Problem to solve
Copy every entry exactly.

Extracted information
============================================================

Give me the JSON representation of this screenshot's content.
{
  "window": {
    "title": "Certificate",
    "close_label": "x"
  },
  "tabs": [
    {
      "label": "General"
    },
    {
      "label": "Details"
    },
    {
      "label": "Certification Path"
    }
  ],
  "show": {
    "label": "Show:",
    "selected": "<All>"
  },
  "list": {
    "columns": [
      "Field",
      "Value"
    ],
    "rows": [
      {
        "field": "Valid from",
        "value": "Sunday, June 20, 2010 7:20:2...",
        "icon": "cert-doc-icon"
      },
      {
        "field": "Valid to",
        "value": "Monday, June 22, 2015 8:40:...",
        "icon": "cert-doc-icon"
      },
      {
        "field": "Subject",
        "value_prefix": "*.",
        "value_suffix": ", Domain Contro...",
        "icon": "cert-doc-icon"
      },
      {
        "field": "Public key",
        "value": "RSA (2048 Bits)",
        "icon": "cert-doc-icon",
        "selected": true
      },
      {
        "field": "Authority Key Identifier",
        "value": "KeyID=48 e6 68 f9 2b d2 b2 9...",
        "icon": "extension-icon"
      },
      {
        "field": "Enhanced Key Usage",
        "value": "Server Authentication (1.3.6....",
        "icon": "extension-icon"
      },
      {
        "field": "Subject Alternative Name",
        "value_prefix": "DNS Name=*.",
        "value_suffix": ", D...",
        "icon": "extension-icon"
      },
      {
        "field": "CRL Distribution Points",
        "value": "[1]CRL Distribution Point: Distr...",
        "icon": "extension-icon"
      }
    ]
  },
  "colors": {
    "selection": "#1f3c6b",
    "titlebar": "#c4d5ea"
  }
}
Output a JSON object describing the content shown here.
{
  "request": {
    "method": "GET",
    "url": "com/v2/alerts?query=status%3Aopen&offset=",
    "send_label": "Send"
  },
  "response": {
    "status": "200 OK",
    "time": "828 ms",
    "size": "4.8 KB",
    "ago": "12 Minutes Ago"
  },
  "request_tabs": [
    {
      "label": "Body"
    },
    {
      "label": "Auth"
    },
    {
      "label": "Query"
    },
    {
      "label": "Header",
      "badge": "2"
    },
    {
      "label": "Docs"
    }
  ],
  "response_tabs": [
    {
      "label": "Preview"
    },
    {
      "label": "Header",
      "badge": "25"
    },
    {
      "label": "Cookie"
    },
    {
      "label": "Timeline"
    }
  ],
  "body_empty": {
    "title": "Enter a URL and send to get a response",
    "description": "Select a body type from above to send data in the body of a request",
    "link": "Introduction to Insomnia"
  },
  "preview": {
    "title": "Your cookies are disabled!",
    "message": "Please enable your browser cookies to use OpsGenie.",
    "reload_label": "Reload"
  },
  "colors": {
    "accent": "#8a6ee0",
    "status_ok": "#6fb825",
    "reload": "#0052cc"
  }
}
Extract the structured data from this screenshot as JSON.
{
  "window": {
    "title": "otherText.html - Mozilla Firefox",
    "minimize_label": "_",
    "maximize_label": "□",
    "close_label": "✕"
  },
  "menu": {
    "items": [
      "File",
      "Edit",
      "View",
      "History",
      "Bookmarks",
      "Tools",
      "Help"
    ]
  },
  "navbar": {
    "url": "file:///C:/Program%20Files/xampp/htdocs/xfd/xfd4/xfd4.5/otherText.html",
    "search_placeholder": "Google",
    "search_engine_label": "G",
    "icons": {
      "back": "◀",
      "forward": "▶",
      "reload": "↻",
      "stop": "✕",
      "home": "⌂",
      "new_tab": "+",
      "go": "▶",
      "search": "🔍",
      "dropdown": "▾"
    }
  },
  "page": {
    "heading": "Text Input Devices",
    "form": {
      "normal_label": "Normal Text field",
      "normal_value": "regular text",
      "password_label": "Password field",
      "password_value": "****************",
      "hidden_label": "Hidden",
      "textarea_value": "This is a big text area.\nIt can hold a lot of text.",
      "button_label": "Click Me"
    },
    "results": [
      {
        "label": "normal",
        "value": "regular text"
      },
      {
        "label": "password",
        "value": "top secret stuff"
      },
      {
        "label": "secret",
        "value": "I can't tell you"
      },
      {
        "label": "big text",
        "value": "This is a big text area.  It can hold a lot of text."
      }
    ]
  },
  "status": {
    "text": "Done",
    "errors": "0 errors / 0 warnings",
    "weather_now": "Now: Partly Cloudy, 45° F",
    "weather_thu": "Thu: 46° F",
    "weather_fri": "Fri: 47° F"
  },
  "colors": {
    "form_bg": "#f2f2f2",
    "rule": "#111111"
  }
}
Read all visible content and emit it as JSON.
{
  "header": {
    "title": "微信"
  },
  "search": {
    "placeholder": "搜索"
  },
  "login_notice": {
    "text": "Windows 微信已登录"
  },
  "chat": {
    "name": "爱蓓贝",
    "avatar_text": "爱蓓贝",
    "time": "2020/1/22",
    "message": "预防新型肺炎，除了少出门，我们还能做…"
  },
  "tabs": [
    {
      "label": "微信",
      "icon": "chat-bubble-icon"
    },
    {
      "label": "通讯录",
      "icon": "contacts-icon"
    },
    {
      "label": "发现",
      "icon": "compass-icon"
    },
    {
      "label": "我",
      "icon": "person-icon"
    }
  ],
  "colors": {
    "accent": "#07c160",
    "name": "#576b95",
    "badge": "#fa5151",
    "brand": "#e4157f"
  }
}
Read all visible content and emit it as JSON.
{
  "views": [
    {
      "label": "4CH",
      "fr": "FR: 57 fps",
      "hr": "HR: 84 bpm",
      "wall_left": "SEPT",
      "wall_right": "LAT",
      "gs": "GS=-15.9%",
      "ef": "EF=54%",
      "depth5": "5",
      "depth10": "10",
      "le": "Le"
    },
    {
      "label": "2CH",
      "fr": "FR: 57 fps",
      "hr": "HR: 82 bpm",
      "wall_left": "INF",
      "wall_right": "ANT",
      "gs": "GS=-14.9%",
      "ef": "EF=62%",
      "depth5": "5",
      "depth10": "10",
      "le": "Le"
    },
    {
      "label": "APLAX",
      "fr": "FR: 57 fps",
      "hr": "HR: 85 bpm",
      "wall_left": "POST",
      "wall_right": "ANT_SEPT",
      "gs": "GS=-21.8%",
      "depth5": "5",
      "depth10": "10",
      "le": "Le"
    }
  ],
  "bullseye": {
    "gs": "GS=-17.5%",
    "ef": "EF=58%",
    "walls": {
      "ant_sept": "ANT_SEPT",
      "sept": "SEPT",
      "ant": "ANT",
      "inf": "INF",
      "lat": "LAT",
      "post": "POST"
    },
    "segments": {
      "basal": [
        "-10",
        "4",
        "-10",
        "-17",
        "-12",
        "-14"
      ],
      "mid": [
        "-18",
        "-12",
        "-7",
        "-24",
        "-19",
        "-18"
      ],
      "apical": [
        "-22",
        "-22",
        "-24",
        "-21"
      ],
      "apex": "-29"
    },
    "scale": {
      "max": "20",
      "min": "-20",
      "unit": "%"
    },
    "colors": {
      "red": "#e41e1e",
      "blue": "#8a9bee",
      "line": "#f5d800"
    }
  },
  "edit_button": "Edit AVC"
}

============================================================

Response
Give me the JSON representation of this screenshot's content.
{
  "window": {
    "title": "Certificate",
    "close_label": "x"
  },
  "tabs": [
    {
      "label": "General"
    },
    {
      "label": "Details"
    },
    {
      "label": "Certification Path"
    }
  ],
  "show": {
    "label": "Show:",
    "selected": "<All>"
  },
  "list": {
    "columns": [
      "Field",
      "Value"
    ],
    "rows": [
      {
        "field": "Valid from",
        "value": "Sunday, June 20, 2010 7:20:2...",
        "icon": "cert-doc-icon"
      },
      {
        "field": "Valid to",
        "value": "Monday, June 22, 2015 8:40:...",
        "icon": "cert-doc-icon"
      },
      {
        "field": "Subject",
        "value_prefix": "*.",
        "value_suffix": ", Domain Contro...",
        "icon": "cert-doc-icon"
      },
      {
        "field": "Public key",
        "value": "RSA (2048 Bits)",
        "icon": "cert-doc-icon",
        "selected": true
      },
      {
        "field": "Authority Key Identifier",
        "value": "KeyID=48 e6 68 f9 2b d2 b2 9...",
        "icon": "extension-icon"
      },
      {
        "field": "Enhanced Key Usage",
        "value": "Server Authentication (1.3.6....",
        "icon": "extension-icon"
      },
      {
        "field": "Subject Alternative Name",
        "value_prefix": "DNS Name=*.",
        "value_suffix": ", D...",
        "icon": "extension-icon"
      },
      {
        "field": "CRL Distribution Points",
        "value": "[1]CRL Distribution Point: Distr...",
        "icon": "extension-icon"
      }
    ]
  },
  "colors": {
    "selection": "#1f3c6b",
    "titlebar": "#c4d5ea"
  }
}
Output a JSON object describing the content shown here.
{
  "request": {
    "method": "GET",
    "url": "com/v2/alerts?query=status%3Aopen&offset=",
    "send_label": "Send"
  },
  "response": {
    "status": "200 OK",
    "time": "828 ms",
    "size": "4.8 KB",
    "ago": "12 Minutes Ago"
  },
  "request_tabs": [
    {
      "label": "Body"
    },
    {
      "label": "Auth"
    },
    {
      "label": "Query"
    },
    {
      "label": "Header",
      "badge": "2"
    },
    {
      "label": "Docs"
    }
  ],
  "response_tabs": [
    {
      "label": "Preview"
    },
    {
      "label": "Header",
      "badge": "25"
    },
    {
      "label": "Cookie"
    },
    {
      "label": "Timeline"
    }
  ],
  "body_empty": {
    "title": "Enter a URL and send to get a response",
    "description": "Select a body type from above to send data in the body of a request",
    "link": "Introduction to Insomnia"
  },
  "preview": {
    "title": "Your cookies are disabled!",
    "message": "Please enable your browser cookies to use OpsGenie.",
    "reload_label": "Reload"
  },
  "colors": {
    "accent": "#8a6ee0",
    "status_ok": "#6fb825",
    "reload": "#0052cc"
  }
}
Extract the structured data from this screenshot as JSON.
{
  "window": {
    "title": "otherText.html - Mozilla Firefox",
    "minimize_label": "_",
    "maximize_label": "□",
    "close_label": "✕"
  },
  "menu": {
    "items": [
      "File",
      "Edit",
      "View",
      "History",
      "Bookmarks",
      "Tools",
      "Help"
    ]
  },
  "navbar": {
    "url": "file:///C:/Program%20Files/xampp/htdocs/xfd/xfd4/xfd4.5/otherText.html",
    "search_placeholder": "Google",
    "search_engine_label": "G",
    "icons": {
      "back": "◀",
      "forward": "▶",
      "reload": "↻",
      "stop": "✕",
      "home": "⌂",
      "new_tab": "+",
      "go": "▶",
      "search": "🔍",
      "dropdown": "▾"
    }
  },
  "page": {
    "heading": "Text Input Devices",
    "form": {
      "normal_label": "Normal Text field",
      "normal_value": "regular text",
      "password_label": "Password field",
      "password_value": "****************",
      "hidden_label": "Hidden",
      "textarea_value": "This is a big text area.\nIt can hold a lot of text.",
      "button_label": "Click Me"
    },
    "results": [
      {
        "label": "normal",
        "value": "regular text"
      },
      {
        "label": "password",
        "value": "top secret stuff"
      },
      {
        "label": "secret",
        "value": "I can't tell you"
      },
      {
        "label": "big text",
        "value": "This is a big text area.  It can hold a lot of text."
      }
    ]
  },
  "status": {
    "text": "Done",
    "errors": "0 errors / 0 warnings",
    "weather_now": "Now: Partly Cloudy, 45° F",
    "weather_thu": "Thu: 46° F",
    "weather_fri": "Fri: 47° F"
  },
  "colors": {
    "form_bg": "#f2f2f2",
    "rule": "#111111"
  }
}
Read all visible content and emit it as JSON.
{
  "header": {
    "title": "微信"
  },
  "search": {
    "placeholder": "搜索"
  },
  "login_notice": {
    "text": "Windows 微信已登录"
  },
  "chat": {
    "name": "爱蓓贝",
    "avatar_text": "爱蓓贝",
    "time": "2020/1/22",
    "message": "预防新型肺炎，除了少出门，我们还能做…"
  },
  "tabs": [
    {
      "label": "微信",
      "icon": "chat-bubble-icon"
    },
    {
      "label": "通讯录",
      "icon": "contacts-icon"
    },
    {
      "label": "发现",
      "icon": "compass-icon"
    },
    {
      "label": "我",
      "icon": "person-icon"
    }
  ],
  "colors": {
    "accent": "#07c160",
    "name": "#576b95",
    "badge": "#fa5151",
    "brand": "#e4157f"
  }
}
Read all visible content and emit it as JSON.
{
  "views": [
    {
      "label": "4CH",
      "fr": "FR: 57 fps",
      "hr": "HR: 84 bpm",
      "wall_left": "SEPT",
      "wall_right": "LAT",
      "gs": "GS=-15.9%",
      "ef": "EF=54%",
      "depth5": "5",
      "depth10": "10",
      "le": "Le"
    },
    {
      "label": "2CH",
      "fr": "FR: 57 fps",
      "hr": "HR: 82 bpm",
      "wall_left": "INF",
      "wall_right": "ANT",
      "gs": "GS=-14.9%",
      "ef": "EF=62%",
      "depth5": "5",
      "depth10": "10",
      "le": "Le"
    },
    {
      "label": "APLAX",
      "fr": "FR: 57 fps",
      "hr": "HR: 85 bpm",
      "wall_left": "POST",
      "wall_right": "ANT_SEPT",
      "gs": "GS=-21.8%",
      "depth5": "5",
      "depth10": "10",
      "le": "Le"
    }
  ],
  "bullseye": {
    "gs": "GS=-17.5%",
    "ef": "EF=58%",
    "walls": {
      "ant_sept": "ANT_SEPT",
      "sept": "SEPT",
      "ant": "ANT",
      "inf": "INF",
      "lat": "LAT",
      "post": "POST"
    },
    "segments": {
      "basal": [
        "-10",
        "4",
        "-10",
        "-17",
        "-12",
        "-14"
      ],
      "mid": [
        "-18",
        "-12",
        "-7",
        "-24",
        "-19",
        "-18"
      ],
      "apical": [
        "-22",
        "-22",
        "-24",
        "-21"
      ],
      "apex": "-29"
    },
    "scale": {
      "max": "20",
      "min": "-20",
      "unit": "%"
    },
    "colors": {
      "red": "#e41e1e",
      "blue": "#8a9bee",
      "line": "#f5d800"
    }
  },
  "edit_button": "Edit AVC"
}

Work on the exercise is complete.